-------- Material for this exercise

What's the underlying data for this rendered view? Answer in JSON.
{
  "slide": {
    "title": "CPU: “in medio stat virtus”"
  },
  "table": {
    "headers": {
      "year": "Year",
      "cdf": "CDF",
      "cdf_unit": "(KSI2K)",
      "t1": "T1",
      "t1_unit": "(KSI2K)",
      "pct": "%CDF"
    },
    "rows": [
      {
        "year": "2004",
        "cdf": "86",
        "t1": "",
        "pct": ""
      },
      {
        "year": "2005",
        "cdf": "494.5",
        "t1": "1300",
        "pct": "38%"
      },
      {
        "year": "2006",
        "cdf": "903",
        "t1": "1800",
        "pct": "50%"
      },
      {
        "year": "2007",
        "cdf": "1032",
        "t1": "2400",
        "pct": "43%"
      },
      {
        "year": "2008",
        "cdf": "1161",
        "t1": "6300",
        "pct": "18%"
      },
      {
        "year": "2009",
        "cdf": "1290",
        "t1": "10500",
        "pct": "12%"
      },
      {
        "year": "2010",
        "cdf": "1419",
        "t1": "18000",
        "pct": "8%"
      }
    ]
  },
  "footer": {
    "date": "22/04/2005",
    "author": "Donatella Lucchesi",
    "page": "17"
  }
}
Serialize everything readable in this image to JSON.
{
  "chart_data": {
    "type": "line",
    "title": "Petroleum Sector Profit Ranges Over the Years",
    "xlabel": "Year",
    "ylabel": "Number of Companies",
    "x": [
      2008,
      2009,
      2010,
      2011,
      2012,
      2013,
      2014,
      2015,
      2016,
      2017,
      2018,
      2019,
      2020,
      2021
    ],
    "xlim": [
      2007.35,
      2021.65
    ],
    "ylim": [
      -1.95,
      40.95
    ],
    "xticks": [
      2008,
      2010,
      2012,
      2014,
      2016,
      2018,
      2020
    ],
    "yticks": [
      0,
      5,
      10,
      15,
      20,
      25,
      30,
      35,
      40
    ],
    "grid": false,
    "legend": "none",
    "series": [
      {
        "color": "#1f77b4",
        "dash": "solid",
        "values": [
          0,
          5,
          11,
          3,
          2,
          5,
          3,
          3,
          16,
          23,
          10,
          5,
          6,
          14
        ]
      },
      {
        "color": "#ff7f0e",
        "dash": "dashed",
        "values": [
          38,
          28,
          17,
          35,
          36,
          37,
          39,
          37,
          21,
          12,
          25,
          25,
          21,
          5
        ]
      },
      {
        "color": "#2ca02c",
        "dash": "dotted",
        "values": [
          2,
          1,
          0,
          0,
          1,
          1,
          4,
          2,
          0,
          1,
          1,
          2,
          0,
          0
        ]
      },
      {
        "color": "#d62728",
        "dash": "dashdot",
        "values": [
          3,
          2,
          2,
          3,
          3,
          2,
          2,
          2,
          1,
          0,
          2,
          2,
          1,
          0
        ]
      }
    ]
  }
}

----------------

**Given problem**
The required output is the exact sequence of lines from the one containing "Serialize everything readable" through the end of the listing, both endpoints included.

**Result**
Serialize everything readable in this image to JSON.
{
  "chart_data": {
    "type": "line",
    "title": "Petroleum Sector Profit Ranges Over the Years",
    "xlabel": "Year",
    "ylabel": "Number of Companies",
    "x": [
      2008,
      2009,
      2010,
      2011,
      2012,
      2013,
      2014,
      2015,
      2016,
      2017,
      2018,
      2019,
      2020,
      2021
    ],
    "xlim": [
      2007.35,
      2021.65
    ],
    "ylim": [
      -1.95,
      40.95
    ],
    "xticks": [
      2008,
      2010,
      2012,
      2014,
      2016,
      2018,
      2020
    ],
    "yticks": [
      0,
      5,
      10,
      15,
      20,
      25,
      30,
      35,
      40
    ],
    "grid": false,
    "legend": "none",
    "series": [
      {
        "color": "#1f77b4",
        "dash": "solid",
        "values": [
          0,
          5,
          11,
          3,
          2,
          5,
          3,
          3,
          16,
          23,
          10,
          5,
          6,
          14
        ]
      },
      {
        "color": "#ff7f0e",
        "dash": "dashed",
        "values": [
          38,
          28,
          17,
          35,
          36,
          37,
          39,
          37,
          21,
          12,
          25,
          25,
          21,
          5
        ]
      },
      {
        "color": "#2ca02c",
        "dash": "dotted",
        "values": [
          2,
          1,
          0,
          0,
          1,
          1,
          4,
          2,
          0,
          1,
          1,
          2,
          0,
          0
        ]
      },
      {
        "color": "#d62728",
        "dash": "dashdot",
        "values": [
          3,
          2,
          2,
          3,
          3,
          2,
          2,
          2,
          1,
          0,
          2,
          2,
          1,
          0
        ]
      }
    ]
  }
}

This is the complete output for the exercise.